> [Stored entries]

--------------------------------

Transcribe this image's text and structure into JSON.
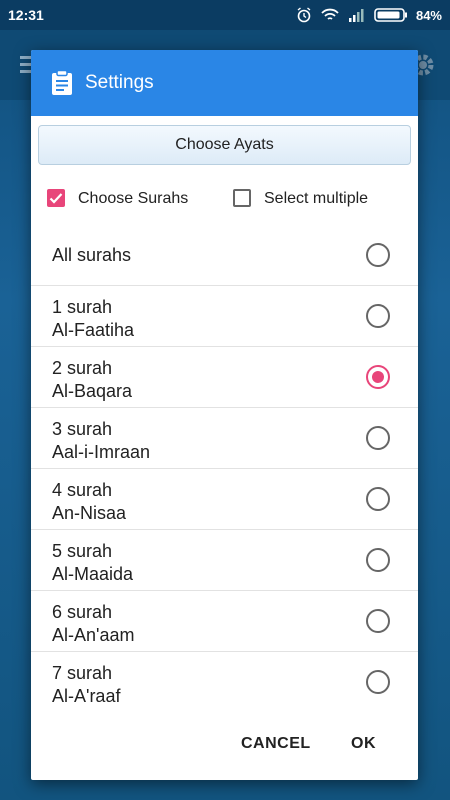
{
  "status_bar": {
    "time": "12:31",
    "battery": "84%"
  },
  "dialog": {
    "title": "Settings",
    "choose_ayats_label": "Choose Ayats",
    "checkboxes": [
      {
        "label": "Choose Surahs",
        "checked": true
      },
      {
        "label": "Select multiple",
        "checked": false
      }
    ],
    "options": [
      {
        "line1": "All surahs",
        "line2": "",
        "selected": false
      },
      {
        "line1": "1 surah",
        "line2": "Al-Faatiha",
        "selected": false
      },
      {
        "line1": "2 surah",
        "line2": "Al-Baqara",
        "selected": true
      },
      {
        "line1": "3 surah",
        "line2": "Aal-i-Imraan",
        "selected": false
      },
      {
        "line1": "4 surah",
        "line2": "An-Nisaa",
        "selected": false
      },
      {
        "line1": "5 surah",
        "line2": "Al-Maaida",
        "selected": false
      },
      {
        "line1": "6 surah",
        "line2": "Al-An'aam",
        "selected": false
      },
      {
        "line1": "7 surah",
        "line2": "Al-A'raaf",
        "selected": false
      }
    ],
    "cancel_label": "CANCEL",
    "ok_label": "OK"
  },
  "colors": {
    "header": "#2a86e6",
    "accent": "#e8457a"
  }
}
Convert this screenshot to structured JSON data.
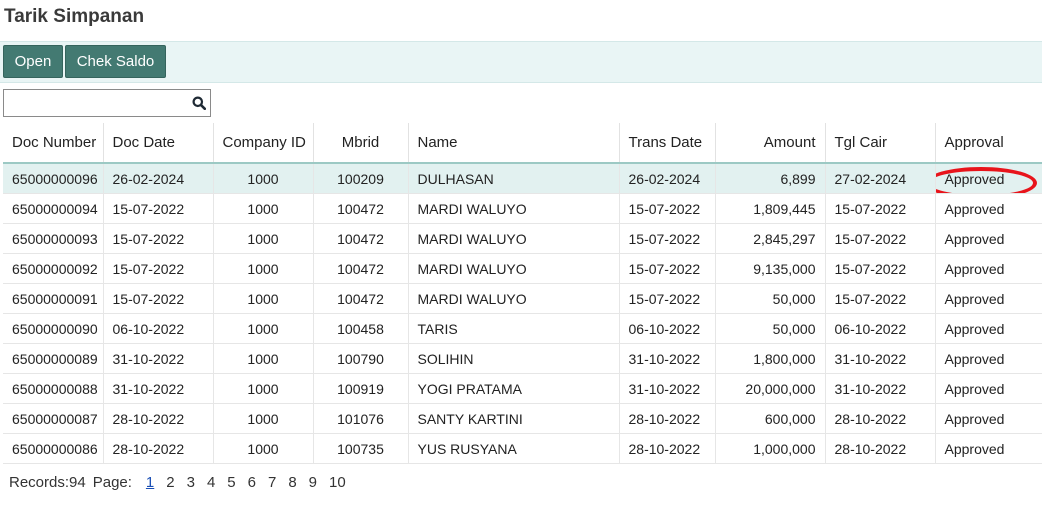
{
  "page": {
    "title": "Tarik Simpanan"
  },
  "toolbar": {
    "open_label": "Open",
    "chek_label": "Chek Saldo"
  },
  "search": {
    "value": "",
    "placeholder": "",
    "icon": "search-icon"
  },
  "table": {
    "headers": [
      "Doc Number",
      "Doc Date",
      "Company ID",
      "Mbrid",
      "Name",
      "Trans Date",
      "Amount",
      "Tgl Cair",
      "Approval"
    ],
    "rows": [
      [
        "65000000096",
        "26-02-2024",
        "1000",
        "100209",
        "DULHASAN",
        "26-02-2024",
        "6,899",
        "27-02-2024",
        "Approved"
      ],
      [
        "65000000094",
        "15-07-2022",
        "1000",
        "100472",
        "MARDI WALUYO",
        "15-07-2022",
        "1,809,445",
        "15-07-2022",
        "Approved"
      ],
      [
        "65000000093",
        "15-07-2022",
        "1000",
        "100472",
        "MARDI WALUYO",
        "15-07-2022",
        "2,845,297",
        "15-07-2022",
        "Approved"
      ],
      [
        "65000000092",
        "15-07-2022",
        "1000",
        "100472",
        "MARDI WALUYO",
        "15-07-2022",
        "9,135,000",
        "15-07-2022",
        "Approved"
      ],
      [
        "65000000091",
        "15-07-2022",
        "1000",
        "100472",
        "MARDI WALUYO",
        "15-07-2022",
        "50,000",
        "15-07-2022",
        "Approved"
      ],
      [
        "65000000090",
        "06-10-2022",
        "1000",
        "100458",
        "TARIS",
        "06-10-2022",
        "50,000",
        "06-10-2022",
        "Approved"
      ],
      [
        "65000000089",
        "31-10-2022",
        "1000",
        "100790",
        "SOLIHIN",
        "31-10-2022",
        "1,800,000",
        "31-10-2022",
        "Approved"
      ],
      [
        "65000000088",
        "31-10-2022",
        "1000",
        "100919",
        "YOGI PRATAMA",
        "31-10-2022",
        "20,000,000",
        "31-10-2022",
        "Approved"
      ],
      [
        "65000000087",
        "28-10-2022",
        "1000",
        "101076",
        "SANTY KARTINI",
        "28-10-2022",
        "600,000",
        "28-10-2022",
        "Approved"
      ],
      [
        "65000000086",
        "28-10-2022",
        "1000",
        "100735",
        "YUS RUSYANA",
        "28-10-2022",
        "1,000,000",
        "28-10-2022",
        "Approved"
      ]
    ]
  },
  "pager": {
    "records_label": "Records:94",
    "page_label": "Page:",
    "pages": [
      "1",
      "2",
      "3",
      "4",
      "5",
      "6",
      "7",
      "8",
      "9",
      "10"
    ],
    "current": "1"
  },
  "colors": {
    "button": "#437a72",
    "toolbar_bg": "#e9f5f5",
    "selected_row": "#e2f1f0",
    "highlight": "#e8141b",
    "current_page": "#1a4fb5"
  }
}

--------------------------------

> [What you are asked to do] Without the pictures, transcribe the listing above exactly.

> [Complete response]
Transcribe this image's text and structure into JSON.
{
  "status_bar": {
    "time": "12:31",
    "battery": "84%"
  },
  "dialog": {
    "title": "Settings",
    "choose_ayats_label": "Choose Ayats",
    "checkboxes": [
      {
        "label": "Choose Surahs",
        "checked": true
      },
      {
        "label": "Select multiple",
        "checked": false
      }
    ],
    "options": [
      {
        "line1": "All surahs",
        "line2": "",
        "selected": false
      },
      {
        "line1": "1 surah",
        "line2": "Al-Faatiha",
        "selected": false
      },
      {
        "line1": "2 surah",
        "line2": "Al-Baqara",
        "selected": true
      },
      {
        "line1": "3 surah",
        "line2": "Aal-i-Imraan",
        "selected": false
      },
      {
        "line1": "4 surah",
        "line2": "An-Nisaa",
        "selected": false
      },
      {
        "line1": "5 surah",
        "line2": "Al-Maaida",
        "selected": false
      },
      {
        "line1": "6 surah",
        "line2": "Al-An'aam",
        "selected": false
      },
      {
        "line1": "7 surah",
        "line2": "Al-A'raaf",
        "selected": false
      }
    ],
    "cancel_label": "CANCEL",
    "ok_label": "OK"
  },
  "colors": {
    "header": "#2a86e6",
    "accent": "#e8457a"
  }
}
Convert this screenshot to structured JSON data.
{
  "page": {
    "title": "Tarik Simpanan"
  },
  "toolbar": {
    "open_label": "Open",
    "chek_label": "Chek Saldo"
  },
  "search": {
    "value": "",
    "placeholder": "",
    "icon": "search-icon"
  },
  "table": {
    "headers": [
      "Doc Number",
      "Doc Date",
      "Company ID",
      "Mbrid",
      "Name",
      "Trans Date",
      "Amount",
      "Tgl Cair",
      "Approval"
    ],
    "rows": [
      [
        "65000000096",
        "26-02-2024",
        "1000",
        "100209",
        "DULHASAN",
        "26-02-2024",
        "6,899",
        "27-02-2024",
        "Approved"
      ],
      [
        "65000000094",
        "15-07-2022",
        "1000",
        "100472",
        "MARDI WALUYO",
        "15-07-2022",
        "1,809,445",
        "15-07-2022",
        "Approved"
      ],
      [
        "65000000093",
        "15-07-2022",
        "1000",
        "100472",
        "MARDI WALUYO",
        "15-07-2022",
        "2,845,297",
        "15-07-2022",
        "Approved"
      ],
      [
        "65000000092",
        "15-07-2022",
        "1000",
        "100472",
        "MARDI WALUYO",
        "15-07-2022",
        "9,135,000",
        "15-07-2022",
        "Approved"
      ],
      [
        "65000000091",
        "15-07-2022",
        "1000",
        "100472",
        "MARDI WALUYO",
        "15-07-2022",
        "50,000",
        "15-07-2022",
        "Approved"
      ],
      [
        "65000000090",
        "06-10-2022",
        "1000",
        "100458",
        "TARIS",
        "06-10-2022",
        "50,000",
        "06-10-2022",
        "Approved"
      ],
      [
        "65000000089",
        "31-10-2022",
        "1000",
        "100790",
        "SOLIHIN",
        "31-10-2022",
        "1,800,000",
        "31-10-2022",
        "Approved"
      ],
      [
        "65000000088",
        "31-10-2022",
        "1000",
        "100919",
        "YOGI PRATAMA",
        "31-10-2022",
        "20,000,000",
        "31-10-2022",
        "Approved"
      ],
      [
        "65000000087",
        "28-10-2022",
        "1000",
        "101076",
        "SANTY KARTINI",
        "28-10-2022",
        "600,000",
        "28-10-2022",
        "Approved"
      ],
      [
        "65000000086",
        "28-10-2022",
        "1000",
        "100735",
        "YUS RUSYANA",
        "28-10-2022",
        "1,000,000",
        "28-10-2022",
        "Approved"
      ]
    ]
  },
  "pager": {
    "records_label": "Records:94",
    "page_label": "Page:",
    "pages": [
      "1",
      "2",
      "3",
      "4",
      "5",
      "6",
      "7",
      "8",
      "9",
      "10"
    ],
    "current": "1"
  },
  "colors": {
    "button": "#437a72",
    "toolbar_bg": "#e9f5f5",
    "selected_row": "#e2f1f0",
    "highlight": "#e8141b",
    "current_page": "#1a4fb5"
  }
}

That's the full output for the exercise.